__RECORDS FOR PROCESSING__.
-- Begin --

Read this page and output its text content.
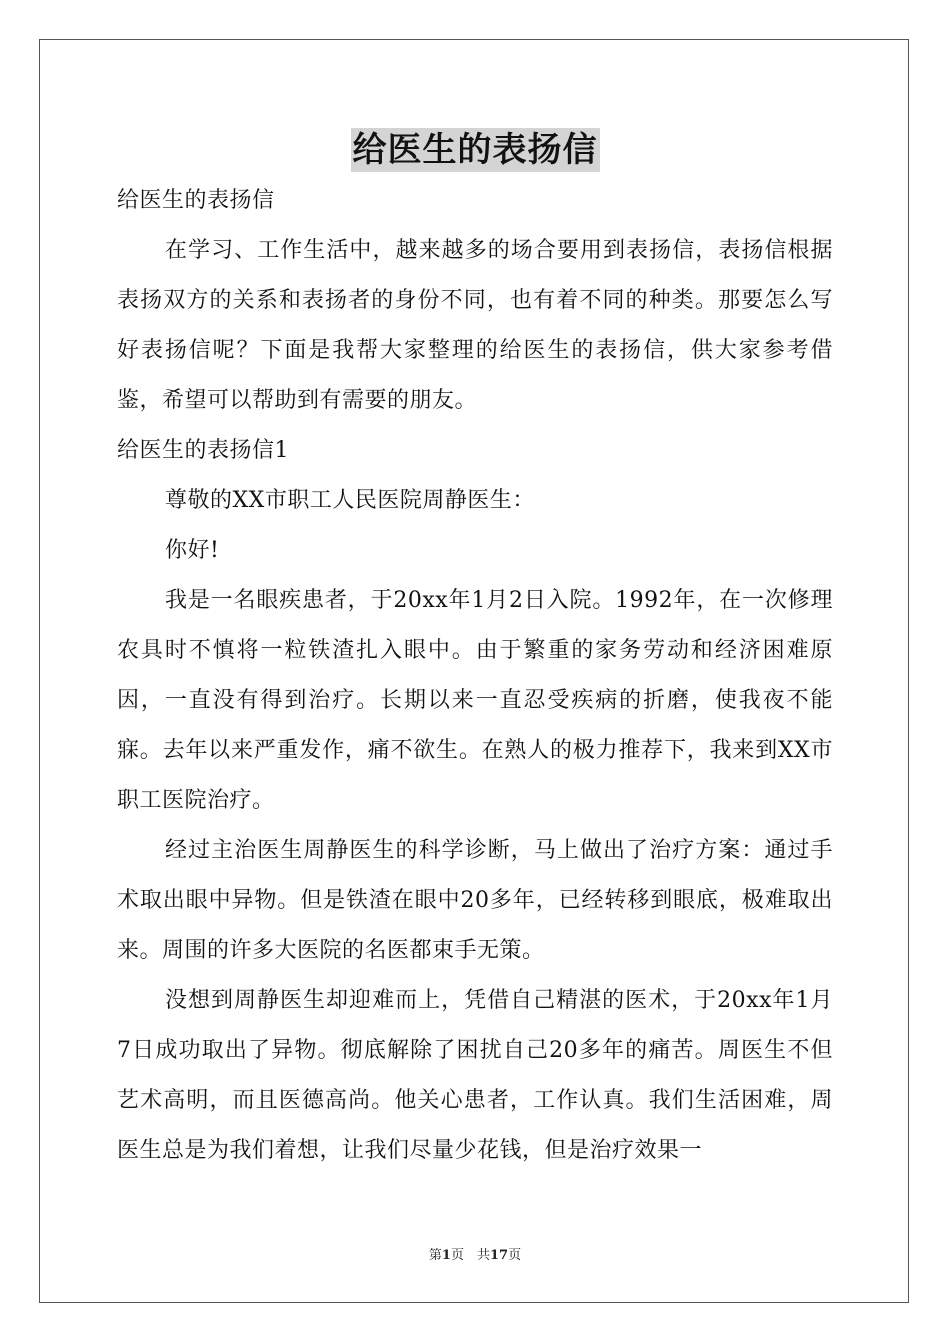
给医生的表扬信

给医生的表扬信

在学习、工作生活中，越来越多的场合要用到表扬信，表扬信根据表扬双方的关系和表扬者的身份不同，也有着不同的种类。那要怎么写好表扬信呢？下面是我帮大家整理的给医生的表扬信，供大家参考借鉴，希望可以帮助到有需要的朋友。

给医生的表扬信1

尊敬的XX市职工人民医院周静医生：

你好!

我是一名眼疾患者，于20xx年1月2日入院。1992年，在一次修理农具时不慎将一粒铁渣扎入眼中。由于繁重的家务劳动和经济困难原因，一直没有得到治疗。长期以来一直忍受疾病的折磨，使我夜不能寐。去年以来严重发作，痛不欲生。在熟人的极力推荐下，我来到XX市职工医院治疗。

经过主治医生周静医生的科学诊断，马上做出了治疗方案：通过手术取出眼中异物。但是铁渣在眼中20多年，已经转移到眼底，极难取出来。周围的许多大医院的名医都束手无策。

没想到周静医生却迎难而上，凭借自己精湛的医术，于20xx年1月7日成功取出了异物。彻底解除了困扰自己20多年的痛苦。周医生不但艺术高明，而且医德高尚。他关心患者，工作认真。我们生活困难，周医生总是为我们着想，让我们尽量少花钱，但是治疗效果一

第1页　共17页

-- End --

__AIM OF THE TASK__. Pictures are not part of the copy; output everything else in the records exactly.

__WRITTEN RESPONSE__.
Read this page and output its text content.
给医生的表扬信

给医生的表扬信

在学习、工作生活中，越来越多的场合要用到表扬信，表扬信根据表扬双方的关系和表扬者的身份不同，也有着不同的种类。那要怎么写好表扬信呢？下面是我帮大家整理的给医生的表扬信，供大家参考借鉴，希望可以帮助到有需要的朋友。

给医生的表扬信1

尊敬的XX市职工人民医院周静医生：

你好!

我是一名眼疾患者，于20xx年1月2日入院。1992年，在一次修理农具时不慎将一粒铁渣扎入眼中。由于繁重的家务劳动和经济困难原因，一直没有得到治疗。长期以来一直忍受疾病的折磨，使我夜不能寐。去年以来严重发作，痛不欲生。在熟人的极力推荐下，我来到XX市职工医院治疗。

经过主治医生周静医生的科学诊断，马上做出了治疗方案：通过手术取出眼中异物。但是铁渣在眼中20多年，已经转移到眼底，极难取出来。周围的许多大医院的名医都束手无策。

没想到周静医生却迎难而上，凭借自己精湛的医术，于20xx年1月7日成功取出了异物。彻底解除了困扰自己20多年的痛苦。周医生不但艺术高明，而且医德高尚。他关心患者，工作认真。我们生活困难，周医生总是为我们着想，让我们尽量少花钱，但是治疗效果一

第1页　共17页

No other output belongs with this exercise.